- Opening Delimiter -

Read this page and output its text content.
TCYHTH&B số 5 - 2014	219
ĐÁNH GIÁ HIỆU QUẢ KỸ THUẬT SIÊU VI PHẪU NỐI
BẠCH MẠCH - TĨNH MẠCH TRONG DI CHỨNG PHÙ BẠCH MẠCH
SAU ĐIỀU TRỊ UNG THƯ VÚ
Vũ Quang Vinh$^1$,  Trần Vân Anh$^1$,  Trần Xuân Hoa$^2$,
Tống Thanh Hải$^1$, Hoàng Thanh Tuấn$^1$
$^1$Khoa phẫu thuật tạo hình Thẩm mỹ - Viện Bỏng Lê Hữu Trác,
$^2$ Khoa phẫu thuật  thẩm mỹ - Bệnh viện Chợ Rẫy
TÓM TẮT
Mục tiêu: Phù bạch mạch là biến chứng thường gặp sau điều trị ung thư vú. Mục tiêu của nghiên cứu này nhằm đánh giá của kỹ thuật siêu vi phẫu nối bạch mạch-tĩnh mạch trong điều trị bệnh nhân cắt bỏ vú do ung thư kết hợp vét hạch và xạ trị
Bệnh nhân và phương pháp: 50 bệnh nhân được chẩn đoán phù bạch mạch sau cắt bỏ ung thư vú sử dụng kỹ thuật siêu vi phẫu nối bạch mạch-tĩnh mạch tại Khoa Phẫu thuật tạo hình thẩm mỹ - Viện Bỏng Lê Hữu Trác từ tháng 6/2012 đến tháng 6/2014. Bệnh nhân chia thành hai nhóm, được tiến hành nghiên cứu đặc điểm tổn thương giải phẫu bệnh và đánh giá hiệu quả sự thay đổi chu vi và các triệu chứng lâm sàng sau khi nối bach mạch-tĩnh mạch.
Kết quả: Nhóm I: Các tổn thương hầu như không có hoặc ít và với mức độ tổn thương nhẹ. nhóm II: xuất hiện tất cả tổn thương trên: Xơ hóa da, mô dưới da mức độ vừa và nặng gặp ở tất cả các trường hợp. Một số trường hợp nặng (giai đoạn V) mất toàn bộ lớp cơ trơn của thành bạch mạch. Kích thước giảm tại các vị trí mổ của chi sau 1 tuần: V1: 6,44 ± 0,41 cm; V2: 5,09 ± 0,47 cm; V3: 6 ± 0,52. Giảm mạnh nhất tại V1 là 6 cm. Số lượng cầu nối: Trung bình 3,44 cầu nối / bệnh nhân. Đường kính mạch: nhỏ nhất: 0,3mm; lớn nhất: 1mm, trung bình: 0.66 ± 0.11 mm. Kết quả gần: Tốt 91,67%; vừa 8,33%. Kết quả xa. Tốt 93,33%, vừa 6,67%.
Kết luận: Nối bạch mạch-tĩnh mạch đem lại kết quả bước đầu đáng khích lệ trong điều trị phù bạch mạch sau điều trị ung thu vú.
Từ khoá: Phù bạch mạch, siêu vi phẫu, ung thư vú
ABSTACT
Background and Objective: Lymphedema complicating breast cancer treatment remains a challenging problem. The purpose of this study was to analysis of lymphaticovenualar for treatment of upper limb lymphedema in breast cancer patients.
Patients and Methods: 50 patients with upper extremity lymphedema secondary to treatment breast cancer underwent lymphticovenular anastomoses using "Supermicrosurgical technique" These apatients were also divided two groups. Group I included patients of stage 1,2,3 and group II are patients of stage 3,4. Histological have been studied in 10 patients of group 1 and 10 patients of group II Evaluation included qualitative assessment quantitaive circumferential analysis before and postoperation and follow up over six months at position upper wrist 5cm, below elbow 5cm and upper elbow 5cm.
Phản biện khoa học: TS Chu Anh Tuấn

- Closing Delimiter -

Retype the data in full, precisely as given.

Read this page and output its text content.
TCYHTH&B số 5 - 2014	219
ĐÁNH GIÁ HIỆU QUẢ KỸ THUẬT SIÊU VI PHẪU NỐI
BẠCH MẠCH - TĨNH MẠCH TRONG DI CHỨNG PHÙ BẠCH MẠCH
SAU ĐIỀU TRỊ UNG THƯ VÚ
Vũ Quang Vinh$^1$,  Trần Vân Anh$^1$,  Trần Xuân Hoa$^2$,
Tống Thanh Hải$^1$, Hoàng Thanh Tuấn$^1$
$^1$Khoa phẫu thuật tạo hình Thẩm mỹ - Viện Bỏng Lê Hữu Trác,
$^2$ Khoa phẫu thuật  thẩm mỹ - Bệnh viện Chợ Rẫy
TÓM TẮT
Mục tiêu: Phù bạch mạch là biến chứng thường gặp sau điều trị ung thư vú. Mục tiêu của nghiên cứu này nhằm đánh giá của kỹ thuật siêu vi phẫu nối bạch mạch-tĩnh mạch trong điều trị bệnh nhân cắt bỏ vú do ung thư kết hợp vét hạch và xạ trị
Bệnh nhân và phương pháp: 50 bệnh nhân được chẩn đoán phù bạch mạch sau cắt bỏ ung thư vú sử dụng kỹ thuật siêu vi phẫu nối bạch mạch-tĩnh mạch tại Khoa Phẫu thuật tạo hình thẩm mỹ - Viện Bỏng Lê Hữu Trác từ tháng 6/2012 đến tháng 6/2014. Bệnh nhân chia thành hai nhóm, được tiến hành nghiên cứu đặc điểm tổn thương giải phẫu bệnh và đánh giá hiệu quả sự thay đổi chu vi và các triệu chứng lâm sàng sau khi nối bach mạch-tĩnh mạch.
Kết quả: Nhóm I: Các tổn thương hầu như không có hoặc ít và với mức độ tổn thương nhẹ. nhóm II: xuất hiện tất cả tổn thương trên: Xơ hóa da, mô dưới da mức độ vừa và nặng gặp ở tất cả các trường hợp. Một số trường hợp nặng (giai đoạn V) mất toàn bộ lớp cơ trơn của thành bạch mạch. Kích thước giảm tại các vị trí mổ của chi sau 1 tuần: V1: 6,44 ± 0,41 cm; V2: 5,09 ± 0,47 cm; V3: 6 ± 0,52. Giảm mạnh nhất tại V1 là 6 cm. Số lượng cầu nối: Trung bình 3,44 cầu nối / bệnh nhân. Đường kính mạch: nhỏ nhất: 0,3mm; lớn nhất: 1mm, trung bình: 0.66 ± 0.11 mm. Kết quả gần: Tốt 91,67%; vừa 8,33%. Kết quả xa. Tốt 93,33%, vừa 6,67%.
Kết luận: Nối bạch mạch-tĩnh mạch đem lại kết quả bước đầu đáng khích lệ trong điều trị phù bạch mạch sau điều trị ung thu vú.
Từ khoá: Phù bạch mạch, siêu vi phẫu, ung thư vú
ABSTACT
Background and Objective: Lymphedema complicating breast cancer treatment remains a challenging problem. The purpose of this study was to analysis of lymphaticovenualar for treatment of upper limb lymphedema in breast cancer patients.
Patients and Methods: 50 patients with upper extremity lymphedema secondary to treatment breast cancer underwent lymphticovenular anastomoses using "Supermicrosurgical technique" These apatients were also divided two groups. Group I included patients of stage 1,2,3 and group II are patients of stage 3,4. Histological have been studied in 10 patients of group 1 and 10 patients of group II Evaluation included qualitative assessment quantitaive circumferential analysis before and postoperation and follow up over six months at position upper wrist 5cm, below elbow 5cm and upper elbow 5cm.
Phản biện khoa học: TS Chu Anh Tuấn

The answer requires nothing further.